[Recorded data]
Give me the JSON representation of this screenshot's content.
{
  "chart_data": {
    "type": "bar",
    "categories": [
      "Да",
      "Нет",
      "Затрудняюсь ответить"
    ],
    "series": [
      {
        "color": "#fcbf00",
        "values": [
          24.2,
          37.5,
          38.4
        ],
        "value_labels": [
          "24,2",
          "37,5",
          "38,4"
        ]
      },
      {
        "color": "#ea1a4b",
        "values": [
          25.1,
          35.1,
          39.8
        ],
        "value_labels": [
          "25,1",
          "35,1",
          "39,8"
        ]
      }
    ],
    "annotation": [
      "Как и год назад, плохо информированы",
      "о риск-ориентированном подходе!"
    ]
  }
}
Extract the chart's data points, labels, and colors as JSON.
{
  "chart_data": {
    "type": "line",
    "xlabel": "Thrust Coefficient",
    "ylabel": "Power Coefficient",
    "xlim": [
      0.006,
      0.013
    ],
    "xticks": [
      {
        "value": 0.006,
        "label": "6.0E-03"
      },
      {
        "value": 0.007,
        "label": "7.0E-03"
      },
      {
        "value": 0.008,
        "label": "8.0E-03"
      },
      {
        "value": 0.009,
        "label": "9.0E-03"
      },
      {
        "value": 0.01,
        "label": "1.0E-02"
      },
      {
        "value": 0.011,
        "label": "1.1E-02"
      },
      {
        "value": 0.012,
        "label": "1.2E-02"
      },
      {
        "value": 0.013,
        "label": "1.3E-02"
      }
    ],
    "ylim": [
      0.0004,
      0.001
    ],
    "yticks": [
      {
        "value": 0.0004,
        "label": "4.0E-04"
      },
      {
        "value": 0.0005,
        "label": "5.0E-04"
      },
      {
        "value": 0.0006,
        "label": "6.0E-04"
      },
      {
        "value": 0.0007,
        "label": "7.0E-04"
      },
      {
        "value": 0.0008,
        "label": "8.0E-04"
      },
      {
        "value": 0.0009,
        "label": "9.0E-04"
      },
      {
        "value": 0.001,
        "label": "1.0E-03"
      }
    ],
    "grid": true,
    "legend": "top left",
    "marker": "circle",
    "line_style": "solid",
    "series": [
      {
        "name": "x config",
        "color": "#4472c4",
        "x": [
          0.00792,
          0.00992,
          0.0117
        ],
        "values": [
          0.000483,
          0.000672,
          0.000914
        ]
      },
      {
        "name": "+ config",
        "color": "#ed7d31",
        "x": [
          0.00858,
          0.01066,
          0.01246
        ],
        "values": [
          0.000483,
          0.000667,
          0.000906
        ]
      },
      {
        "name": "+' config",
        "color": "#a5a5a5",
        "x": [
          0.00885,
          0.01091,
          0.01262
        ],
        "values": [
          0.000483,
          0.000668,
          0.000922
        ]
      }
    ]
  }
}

Written instruction — In the listing, find each line with the string "Coefficient" and copy it.

Answer to the task —
    "xlabel": "Thrust Coefficient",
    "ylabel": "Power Coefficient",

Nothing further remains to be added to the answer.